(Dataset entries)
--- BEGIN ---
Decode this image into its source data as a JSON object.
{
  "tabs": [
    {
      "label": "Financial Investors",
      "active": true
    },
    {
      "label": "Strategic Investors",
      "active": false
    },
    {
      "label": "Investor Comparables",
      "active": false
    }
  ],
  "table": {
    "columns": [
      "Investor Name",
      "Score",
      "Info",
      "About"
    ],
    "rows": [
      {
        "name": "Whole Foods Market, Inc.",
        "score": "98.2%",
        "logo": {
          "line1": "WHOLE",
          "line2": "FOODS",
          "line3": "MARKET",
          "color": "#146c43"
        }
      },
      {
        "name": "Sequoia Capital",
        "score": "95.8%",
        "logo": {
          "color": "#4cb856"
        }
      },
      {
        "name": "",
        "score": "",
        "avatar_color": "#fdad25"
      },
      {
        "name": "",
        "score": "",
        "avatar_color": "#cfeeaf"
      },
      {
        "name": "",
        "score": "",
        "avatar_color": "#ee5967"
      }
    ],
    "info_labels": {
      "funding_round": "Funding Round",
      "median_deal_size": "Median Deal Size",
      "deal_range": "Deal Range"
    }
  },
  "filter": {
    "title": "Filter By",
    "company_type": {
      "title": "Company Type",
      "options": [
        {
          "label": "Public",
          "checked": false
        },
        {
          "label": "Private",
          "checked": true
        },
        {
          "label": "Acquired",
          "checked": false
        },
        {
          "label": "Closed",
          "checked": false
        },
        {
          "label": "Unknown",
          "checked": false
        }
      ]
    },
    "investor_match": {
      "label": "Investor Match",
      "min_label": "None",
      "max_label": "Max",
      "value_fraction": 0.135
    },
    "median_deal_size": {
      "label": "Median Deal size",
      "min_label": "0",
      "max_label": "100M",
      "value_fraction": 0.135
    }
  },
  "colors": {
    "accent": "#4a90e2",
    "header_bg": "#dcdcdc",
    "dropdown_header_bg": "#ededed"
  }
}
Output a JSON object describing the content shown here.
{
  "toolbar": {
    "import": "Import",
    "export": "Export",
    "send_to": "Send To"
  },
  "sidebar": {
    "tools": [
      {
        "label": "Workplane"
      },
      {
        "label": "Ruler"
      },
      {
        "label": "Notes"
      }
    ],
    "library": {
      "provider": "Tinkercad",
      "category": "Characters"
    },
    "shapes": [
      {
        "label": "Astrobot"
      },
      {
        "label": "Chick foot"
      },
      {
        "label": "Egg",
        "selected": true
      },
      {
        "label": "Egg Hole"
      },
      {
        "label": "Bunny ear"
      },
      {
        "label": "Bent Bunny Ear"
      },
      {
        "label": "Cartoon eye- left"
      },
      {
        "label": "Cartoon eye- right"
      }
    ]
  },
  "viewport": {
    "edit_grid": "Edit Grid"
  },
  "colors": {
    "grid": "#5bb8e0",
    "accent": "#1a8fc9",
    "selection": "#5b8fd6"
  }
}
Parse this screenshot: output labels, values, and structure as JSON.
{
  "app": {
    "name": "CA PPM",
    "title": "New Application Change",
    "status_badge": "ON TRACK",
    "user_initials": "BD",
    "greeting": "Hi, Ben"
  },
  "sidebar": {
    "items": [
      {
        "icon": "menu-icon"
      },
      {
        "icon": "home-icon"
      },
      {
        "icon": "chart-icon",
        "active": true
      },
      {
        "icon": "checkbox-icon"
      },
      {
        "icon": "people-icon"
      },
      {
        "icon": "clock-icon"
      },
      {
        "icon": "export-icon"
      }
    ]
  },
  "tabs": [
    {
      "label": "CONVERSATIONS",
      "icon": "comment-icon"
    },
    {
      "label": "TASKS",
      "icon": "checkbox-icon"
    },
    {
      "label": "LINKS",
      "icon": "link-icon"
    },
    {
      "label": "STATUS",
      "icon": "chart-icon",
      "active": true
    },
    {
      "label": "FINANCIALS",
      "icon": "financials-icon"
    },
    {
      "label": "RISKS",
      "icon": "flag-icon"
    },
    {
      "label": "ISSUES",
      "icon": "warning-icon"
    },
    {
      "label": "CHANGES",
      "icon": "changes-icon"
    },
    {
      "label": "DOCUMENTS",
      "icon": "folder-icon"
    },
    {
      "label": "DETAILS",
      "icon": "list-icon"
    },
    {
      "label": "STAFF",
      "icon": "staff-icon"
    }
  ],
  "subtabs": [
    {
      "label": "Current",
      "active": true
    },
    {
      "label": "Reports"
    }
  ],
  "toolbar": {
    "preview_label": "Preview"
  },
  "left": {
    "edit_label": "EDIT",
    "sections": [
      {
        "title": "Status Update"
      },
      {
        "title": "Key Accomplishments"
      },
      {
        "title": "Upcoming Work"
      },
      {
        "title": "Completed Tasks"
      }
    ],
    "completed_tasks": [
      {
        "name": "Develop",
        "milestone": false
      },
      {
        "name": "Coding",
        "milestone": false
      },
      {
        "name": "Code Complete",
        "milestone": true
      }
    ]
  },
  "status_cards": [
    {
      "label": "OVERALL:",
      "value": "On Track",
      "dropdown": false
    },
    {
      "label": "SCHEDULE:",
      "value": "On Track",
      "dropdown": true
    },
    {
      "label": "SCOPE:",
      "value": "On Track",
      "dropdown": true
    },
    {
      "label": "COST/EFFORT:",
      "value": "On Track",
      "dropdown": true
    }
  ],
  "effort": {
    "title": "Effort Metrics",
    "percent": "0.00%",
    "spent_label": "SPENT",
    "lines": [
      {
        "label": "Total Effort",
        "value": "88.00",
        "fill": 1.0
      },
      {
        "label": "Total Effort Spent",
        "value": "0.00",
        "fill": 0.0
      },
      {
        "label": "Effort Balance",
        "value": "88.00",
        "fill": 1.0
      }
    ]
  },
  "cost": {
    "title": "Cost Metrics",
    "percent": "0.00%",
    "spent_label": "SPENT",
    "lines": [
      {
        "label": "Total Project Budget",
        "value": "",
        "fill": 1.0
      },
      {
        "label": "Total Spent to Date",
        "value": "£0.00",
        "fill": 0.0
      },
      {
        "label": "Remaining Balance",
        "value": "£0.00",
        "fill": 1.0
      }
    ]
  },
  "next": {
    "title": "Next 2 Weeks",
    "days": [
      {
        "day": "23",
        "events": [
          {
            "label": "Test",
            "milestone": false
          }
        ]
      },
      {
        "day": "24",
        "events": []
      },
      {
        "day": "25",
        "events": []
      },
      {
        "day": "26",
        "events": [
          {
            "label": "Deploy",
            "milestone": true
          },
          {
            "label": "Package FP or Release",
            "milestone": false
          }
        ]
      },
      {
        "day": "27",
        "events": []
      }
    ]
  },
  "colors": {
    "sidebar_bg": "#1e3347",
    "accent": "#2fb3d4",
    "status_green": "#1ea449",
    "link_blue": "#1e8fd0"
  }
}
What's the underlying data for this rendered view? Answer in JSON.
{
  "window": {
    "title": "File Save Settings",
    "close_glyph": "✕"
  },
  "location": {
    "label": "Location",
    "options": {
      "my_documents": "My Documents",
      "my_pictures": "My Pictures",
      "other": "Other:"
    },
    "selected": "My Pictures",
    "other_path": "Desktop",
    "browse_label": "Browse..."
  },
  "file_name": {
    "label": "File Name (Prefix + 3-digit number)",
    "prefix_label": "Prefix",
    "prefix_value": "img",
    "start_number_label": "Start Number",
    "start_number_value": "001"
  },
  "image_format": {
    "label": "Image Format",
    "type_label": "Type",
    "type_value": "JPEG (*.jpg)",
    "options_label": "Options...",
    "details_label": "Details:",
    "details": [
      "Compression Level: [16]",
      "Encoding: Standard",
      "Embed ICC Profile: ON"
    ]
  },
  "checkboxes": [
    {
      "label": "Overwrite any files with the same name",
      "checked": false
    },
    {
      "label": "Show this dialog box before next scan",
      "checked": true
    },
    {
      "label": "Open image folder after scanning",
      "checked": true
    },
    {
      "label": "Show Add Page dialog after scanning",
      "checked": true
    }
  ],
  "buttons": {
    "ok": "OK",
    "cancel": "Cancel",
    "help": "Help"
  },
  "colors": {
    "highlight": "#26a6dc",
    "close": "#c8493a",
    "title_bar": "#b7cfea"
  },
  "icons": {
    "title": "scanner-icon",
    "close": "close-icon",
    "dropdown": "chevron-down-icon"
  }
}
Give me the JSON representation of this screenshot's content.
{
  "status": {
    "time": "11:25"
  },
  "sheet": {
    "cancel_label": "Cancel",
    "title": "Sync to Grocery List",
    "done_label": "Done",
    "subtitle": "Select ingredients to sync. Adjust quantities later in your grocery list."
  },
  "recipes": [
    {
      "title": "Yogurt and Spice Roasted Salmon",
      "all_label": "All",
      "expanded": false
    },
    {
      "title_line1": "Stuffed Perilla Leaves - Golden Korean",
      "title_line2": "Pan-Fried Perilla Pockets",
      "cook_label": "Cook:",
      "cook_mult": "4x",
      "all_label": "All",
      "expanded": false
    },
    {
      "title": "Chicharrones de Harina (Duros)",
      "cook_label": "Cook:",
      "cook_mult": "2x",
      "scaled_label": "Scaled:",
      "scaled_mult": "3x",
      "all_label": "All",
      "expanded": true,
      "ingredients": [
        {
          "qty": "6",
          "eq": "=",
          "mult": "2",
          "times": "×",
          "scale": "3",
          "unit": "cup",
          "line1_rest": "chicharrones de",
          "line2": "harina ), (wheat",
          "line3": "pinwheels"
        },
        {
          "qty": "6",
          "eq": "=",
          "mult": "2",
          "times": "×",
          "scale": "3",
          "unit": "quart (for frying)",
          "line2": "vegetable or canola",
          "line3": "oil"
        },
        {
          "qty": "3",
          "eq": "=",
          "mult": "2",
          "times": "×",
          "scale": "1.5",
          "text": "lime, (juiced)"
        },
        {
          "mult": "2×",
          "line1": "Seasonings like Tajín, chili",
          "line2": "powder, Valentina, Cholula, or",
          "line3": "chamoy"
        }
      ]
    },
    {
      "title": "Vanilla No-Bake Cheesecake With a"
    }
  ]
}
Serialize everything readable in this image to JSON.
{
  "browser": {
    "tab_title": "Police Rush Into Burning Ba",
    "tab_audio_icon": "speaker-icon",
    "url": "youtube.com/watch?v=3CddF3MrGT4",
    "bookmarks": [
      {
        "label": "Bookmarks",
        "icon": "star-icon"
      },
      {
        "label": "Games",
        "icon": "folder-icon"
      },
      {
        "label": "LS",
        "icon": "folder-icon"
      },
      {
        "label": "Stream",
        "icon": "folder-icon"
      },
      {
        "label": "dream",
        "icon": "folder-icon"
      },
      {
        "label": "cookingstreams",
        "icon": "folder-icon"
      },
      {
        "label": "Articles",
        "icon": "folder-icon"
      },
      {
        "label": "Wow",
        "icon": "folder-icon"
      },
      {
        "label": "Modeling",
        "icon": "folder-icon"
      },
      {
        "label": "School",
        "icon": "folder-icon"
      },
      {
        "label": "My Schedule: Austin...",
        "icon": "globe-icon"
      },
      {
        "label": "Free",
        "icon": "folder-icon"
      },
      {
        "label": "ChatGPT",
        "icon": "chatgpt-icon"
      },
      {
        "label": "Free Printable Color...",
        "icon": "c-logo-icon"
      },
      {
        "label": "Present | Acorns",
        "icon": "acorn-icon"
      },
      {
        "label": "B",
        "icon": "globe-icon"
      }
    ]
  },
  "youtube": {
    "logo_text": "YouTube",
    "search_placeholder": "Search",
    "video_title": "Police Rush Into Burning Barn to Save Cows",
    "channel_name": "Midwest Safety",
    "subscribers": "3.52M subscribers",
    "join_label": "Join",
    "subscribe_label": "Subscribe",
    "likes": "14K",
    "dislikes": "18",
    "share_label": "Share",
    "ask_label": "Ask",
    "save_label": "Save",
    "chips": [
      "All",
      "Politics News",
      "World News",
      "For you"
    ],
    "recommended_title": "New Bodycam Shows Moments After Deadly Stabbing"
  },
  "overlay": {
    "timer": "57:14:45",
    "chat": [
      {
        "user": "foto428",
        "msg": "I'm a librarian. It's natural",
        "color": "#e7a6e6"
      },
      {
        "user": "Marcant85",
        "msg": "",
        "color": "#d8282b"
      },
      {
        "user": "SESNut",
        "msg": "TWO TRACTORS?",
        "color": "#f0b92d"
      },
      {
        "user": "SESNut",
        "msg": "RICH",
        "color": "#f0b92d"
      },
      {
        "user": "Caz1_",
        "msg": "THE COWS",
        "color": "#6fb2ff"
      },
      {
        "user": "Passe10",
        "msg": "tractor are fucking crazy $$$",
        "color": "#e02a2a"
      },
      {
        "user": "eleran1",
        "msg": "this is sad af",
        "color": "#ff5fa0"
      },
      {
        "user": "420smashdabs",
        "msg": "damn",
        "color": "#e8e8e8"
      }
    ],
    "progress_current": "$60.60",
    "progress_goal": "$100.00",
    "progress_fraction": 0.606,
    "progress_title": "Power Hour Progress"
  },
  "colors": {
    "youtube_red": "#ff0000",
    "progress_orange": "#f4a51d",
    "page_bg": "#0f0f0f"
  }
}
--- END ---
* _Task directions_
Which lines contain "object"? Copy each of them out.

* _Correct output_
Decode this image into its source data as a JSON object.
Output a JSON object describing the content shown here.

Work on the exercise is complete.